> _WRITTEN PROBLEM_
Note how many lines include the word "câble", and give that number by itself.

====================

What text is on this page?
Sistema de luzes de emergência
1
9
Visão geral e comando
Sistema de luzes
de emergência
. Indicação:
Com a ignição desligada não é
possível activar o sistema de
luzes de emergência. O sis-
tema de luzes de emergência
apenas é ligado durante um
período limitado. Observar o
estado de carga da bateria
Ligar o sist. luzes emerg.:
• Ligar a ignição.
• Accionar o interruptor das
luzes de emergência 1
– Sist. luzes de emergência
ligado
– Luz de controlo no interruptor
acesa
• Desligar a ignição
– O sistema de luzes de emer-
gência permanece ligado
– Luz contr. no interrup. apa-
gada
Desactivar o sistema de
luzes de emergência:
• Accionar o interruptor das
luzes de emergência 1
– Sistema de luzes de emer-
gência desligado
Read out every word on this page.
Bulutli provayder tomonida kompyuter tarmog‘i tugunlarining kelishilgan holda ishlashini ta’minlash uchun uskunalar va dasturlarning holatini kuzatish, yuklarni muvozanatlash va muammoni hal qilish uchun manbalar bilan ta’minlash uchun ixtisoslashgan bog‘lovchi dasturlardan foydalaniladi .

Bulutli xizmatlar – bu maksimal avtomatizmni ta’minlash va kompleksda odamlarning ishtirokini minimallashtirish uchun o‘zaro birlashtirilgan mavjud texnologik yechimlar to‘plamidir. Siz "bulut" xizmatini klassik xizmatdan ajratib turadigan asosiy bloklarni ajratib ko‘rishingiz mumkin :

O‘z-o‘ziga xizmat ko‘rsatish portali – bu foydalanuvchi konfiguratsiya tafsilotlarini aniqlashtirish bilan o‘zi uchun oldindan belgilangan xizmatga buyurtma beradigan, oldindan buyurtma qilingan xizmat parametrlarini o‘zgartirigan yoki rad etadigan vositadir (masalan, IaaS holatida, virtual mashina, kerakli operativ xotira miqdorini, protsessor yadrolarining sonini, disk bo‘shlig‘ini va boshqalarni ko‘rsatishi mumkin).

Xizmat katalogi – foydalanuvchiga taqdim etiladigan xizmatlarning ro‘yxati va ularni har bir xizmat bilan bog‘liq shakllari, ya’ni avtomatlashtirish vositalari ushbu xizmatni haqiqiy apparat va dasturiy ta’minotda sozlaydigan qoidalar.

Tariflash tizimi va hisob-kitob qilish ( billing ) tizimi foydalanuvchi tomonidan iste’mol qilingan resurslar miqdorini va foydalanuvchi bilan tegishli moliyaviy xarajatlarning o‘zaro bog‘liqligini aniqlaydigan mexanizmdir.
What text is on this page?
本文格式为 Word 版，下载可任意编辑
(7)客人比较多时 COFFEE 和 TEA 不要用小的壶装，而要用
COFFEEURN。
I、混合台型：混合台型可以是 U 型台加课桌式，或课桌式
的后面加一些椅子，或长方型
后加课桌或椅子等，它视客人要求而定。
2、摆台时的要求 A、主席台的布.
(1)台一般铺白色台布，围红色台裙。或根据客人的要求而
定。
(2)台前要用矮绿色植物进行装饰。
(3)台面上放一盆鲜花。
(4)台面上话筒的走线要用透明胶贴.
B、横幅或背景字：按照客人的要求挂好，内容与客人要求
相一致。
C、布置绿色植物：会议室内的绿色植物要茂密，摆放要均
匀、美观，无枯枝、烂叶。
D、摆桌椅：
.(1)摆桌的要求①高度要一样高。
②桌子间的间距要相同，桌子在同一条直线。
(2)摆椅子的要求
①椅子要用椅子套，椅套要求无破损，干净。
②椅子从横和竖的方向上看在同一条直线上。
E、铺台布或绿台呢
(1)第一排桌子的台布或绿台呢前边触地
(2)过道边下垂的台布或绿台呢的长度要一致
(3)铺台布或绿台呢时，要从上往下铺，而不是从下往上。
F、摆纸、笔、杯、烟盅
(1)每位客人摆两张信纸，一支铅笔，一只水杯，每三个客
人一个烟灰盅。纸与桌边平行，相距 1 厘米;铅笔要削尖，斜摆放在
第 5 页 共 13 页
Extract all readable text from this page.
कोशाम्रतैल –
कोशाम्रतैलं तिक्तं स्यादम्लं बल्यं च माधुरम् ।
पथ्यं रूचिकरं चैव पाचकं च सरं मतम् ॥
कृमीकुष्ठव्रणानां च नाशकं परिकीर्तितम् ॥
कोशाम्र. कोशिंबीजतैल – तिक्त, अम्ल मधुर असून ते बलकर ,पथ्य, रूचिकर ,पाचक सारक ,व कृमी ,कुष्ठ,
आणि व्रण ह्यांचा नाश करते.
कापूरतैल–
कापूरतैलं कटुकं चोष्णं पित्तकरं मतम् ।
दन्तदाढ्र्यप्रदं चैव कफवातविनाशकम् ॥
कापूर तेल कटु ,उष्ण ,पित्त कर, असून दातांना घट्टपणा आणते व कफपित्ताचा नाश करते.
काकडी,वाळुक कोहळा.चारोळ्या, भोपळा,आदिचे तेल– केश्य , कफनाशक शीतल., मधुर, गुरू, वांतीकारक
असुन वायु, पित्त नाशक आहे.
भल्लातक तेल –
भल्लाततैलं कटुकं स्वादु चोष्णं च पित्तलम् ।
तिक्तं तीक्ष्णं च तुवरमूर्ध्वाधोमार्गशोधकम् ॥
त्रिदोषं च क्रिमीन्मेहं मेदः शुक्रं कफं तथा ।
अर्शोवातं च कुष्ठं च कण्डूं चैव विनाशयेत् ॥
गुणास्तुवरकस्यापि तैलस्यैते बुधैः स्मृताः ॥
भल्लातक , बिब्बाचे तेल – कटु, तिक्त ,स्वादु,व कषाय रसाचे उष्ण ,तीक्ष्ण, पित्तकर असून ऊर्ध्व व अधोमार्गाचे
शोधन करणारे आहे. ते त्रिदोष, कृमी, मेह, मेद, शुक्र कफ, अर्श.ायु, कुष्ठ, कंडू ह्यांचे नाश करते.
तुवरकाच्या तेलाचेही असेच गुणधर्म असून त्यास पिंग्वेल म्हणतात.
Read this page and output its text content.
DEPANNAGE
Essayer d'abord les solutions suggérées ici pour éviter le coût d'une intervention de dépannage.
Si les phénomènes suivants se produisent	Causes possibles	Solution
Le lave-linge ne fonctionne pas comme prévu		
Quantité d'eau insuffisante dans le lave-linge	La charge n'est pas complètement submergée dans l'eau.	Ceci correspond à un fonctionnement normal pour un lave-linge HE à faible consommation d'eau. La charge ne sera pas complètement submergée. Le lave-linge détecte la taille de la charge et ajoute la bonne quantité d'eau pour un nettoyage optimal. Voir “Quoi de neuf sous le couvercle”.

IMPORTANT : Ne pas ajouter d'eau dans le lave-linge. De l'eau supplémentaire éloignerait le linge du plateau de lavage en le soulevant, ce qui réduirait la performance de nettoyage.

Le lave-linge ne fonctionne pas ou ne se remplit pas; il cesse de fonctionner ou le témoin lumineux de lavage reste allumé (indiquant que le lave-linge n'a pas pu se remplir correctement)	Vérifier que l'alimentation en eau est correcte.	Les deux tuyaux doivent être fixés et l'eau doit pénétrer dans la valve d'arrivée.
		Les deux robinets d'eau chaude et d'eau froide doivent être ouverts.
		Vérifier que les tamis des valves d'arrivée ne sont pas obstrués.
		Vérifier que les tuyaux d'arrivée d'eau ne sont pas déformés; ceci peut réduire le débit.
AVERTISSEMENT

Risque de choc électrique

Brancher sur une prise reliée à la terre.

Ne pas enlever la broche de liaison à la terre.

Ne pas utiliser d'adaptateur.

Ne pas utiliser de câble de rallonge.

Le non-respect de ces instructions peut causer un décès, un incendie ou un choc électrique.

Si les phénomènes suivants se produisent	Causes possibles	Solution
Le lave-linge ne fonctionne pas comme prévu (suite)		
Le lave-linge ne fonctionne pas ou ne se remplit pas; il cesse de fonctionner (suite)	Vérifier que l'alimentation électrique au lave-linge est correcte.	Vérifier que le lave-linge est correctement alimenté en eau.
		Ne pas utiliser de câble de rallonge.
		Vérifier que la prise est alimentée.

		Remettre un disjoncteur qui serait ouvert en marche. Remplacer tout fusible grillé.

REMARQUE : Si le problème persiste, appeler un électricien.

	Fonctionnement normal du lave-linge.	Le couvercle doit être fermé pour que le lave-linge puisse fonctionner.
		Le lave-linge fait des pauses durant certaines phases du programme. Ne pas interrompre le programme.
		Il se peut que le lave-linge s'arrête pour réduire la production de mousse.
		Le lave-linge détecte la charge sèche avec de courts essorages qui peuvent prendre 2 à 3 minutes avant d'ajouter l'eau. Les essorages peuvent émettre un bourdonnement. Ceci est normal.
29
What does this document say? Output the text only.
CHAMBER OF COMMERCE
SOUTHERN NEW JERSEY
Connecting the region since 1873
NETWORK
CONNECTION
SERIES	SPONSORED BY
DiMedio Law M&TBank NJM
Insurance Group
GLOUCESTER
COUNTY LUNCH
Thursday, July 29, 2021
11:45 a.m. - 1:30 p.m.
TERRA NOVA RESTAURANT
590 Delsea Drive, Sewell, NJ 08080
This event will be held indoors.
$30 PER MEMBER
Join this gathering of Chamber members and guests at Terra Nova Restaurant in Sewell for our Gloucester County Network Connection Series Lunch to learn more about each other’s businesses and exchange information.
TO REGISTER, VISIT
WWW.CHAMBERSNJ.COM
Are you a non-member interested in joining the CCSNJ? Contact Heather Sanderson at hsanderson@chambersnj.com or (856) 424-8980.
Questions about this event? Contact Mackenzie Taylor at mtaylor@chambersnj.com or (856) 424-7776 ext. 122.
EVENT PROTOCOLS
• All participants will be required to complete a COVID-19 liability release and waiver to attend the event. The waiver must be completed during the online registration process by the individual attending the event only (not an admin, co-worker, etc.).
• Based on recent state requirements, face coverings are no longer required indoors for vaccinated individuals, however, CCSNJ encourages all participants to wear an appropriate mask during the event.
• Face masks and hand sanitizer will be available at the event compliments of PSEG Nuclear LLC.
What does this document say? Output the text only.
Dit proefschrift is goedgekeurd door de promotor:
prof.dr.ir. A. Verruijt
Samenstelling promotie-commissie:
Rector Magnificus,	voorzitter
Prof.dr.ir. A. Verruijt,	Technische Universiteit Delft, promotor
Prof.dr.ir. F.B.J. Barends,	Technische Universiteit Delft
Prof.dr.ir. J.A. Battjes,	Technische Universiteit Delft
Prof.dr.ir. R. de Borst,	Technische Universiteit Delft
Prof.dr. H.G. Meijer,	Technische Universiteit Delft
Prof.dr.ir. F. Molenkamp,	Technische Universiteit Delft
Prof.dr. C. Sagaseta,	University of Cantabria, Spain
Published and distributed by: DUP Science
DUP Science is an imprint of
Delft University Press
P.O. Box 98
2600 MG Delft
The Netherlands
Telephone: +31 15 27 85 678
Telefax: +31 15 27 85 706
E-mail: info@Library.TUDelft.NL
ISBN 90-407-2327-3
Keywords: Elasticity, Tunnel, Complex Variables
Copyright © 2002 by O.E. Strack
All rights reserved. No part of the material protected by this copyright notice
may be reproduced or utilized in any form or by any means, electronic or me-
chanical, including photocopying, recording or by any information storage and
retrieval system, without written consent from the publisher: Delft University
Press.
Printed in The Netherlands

====================

> _WRITTEN ANSWER_
2